→ **Problem to work on**
Take every line from the listing below that contains "investigación".

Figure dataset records

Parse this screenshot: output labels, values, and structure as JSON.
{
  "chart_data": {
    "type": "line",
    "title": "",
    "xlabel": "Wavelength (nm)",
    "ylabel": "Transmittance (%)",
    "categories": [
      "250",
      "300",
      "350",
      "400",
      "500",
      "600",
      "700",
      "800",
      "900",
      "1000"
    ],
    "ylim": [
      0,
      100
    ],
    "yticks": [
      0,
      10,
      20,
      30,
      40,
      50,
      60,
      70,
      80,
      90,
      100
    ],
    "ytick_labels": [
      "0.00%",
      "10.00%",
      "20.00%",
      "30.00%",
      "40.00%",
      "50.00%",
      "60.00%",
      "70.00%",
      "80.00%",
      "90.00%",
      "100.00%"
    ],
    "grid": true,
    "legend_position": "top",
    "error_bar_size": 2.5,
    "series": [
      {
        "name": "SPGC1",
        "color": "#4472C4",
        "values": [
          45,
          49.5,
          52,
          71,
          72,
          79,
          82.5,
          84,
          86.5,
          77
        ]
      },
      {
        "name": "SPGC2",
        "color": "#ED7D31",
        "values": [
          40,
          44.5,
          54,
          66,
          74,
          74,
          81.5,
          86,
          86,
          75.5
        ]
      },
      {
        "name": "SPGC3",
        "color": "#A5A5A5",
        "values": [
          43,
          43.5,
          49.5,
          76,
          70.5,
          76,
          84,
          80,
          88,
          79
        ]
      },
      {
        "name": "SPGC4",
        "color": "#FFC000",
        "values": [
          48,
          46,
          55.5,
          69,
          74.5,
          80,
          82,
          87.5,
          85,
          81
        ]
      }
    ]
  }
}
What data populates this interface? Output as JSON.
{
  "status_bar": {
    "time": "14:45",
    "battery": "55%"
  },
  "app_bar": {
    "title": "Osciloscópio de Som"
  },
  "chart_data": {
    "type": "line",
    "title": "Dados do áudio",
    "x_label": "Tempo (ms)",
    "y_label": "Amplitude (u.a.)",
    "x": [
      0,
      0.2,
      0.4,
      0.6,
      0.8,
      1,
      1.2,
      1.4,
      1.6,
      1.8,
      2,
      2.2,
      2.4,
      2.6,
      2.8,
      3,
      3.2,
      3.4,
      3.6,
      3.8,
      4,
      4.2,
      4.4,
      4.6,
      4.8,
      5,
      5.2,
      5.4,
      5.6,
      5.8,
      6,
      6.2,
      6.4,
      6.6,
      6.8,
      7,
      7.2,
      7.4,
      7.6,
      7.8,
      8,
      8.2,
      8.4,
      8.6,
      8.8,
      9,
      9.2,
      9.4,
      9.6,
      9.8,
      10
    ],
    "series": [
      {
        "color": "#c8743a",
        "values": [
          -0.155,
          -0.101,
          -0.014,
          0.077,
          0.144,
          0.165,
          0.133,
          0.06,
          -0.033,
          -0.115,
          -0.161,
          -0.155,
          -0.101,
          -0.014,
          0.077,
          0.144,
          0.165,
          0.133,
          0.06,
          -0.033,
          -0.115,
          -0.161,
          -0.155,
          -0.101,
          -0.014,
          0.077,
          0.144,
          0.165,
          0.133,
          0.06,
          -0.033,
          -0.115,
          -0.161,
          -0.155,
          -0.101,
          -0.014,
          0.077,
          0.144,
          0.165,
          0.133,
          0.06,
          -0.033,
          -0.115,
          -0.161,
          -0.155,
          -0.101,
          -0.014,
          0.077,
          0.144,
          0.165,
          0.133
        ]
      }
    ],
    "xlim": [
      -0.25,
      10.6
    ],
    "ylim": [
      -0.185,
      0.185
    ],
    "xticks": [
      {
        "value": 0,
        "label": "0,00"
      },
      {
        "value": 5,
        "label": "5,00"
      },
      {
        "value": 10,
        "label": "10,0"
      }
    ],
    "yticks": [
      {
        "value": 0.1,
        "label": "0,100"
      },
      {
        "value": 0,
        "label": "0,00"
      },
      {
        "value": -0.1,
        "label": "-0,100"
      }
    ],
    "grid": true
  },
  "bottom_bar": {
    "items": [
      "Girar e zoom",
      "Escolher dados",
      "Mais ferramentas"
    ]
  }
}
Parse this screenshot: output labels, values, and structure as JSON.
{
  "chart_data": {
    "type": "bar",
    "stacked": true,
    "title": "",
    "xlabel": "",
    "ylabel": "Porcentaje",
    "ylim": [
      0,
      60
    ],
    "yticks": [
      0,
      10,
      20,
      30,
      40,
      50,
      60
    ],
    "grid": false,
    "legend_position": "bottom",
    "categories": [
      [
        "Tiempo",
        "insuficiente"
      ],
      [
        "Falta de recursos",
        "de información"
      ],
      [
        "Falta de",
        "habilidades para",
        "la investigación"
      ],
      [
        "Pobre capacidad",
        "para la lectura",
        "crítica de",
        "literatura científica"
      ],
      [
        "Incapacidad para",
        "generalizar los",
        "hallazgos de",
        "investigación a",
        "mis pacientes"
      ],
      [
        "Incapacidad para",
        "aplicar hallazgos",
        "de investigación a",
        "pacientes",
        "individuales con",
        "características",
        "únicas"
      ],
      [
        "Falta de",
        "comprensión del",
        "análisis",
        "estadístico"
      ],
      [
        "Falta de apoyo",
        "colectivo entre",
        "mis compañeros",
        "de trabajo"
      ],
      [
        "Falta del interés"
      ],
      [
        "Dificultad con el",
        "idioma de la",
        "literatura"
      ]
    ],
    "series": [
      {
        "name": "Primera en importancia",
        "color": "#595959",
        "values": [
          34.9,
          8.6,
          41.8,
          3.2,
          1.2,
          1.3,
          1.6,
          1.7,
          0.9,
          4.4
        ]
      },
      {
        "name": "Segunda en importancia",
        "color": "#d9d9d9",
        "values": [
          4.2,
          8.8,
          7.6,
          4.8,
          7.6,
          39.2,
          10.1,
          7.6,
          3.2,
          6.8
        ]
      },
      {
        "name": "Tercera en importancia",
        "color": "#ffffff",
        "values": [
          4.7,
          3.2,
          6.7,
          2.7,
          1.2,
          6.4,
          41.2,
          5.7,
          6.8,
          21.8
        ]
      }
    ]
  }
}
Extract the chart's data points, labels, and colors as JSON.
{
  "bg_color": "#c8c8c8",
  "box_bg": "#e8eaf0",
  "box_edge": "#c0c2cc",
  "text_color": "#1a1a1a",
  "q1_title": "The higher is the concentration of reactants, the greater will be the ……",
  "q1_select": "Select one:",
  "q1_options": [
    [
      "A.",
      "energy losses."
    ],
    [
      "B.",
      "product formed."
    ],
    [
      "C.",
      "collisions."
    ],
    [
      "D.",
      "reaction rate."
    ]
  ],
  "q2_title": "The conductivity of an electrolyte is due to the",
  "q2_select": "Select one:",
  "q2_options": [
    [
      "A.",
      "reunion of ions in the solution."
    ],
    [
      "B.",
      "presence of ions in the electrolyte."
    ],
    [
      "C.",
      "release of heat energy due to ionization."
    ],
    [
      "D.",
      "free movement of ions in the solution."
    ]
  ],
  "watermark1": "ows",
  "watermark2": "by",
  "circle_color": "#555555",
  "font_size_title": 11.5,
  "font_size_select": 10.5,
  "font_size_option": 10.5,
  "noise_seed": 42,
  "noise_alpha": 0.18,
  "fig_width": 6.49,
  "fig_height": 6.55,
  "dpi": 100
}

→ **Answer in full**
        "la investigación"
        "investigación a",
        "de investigación a",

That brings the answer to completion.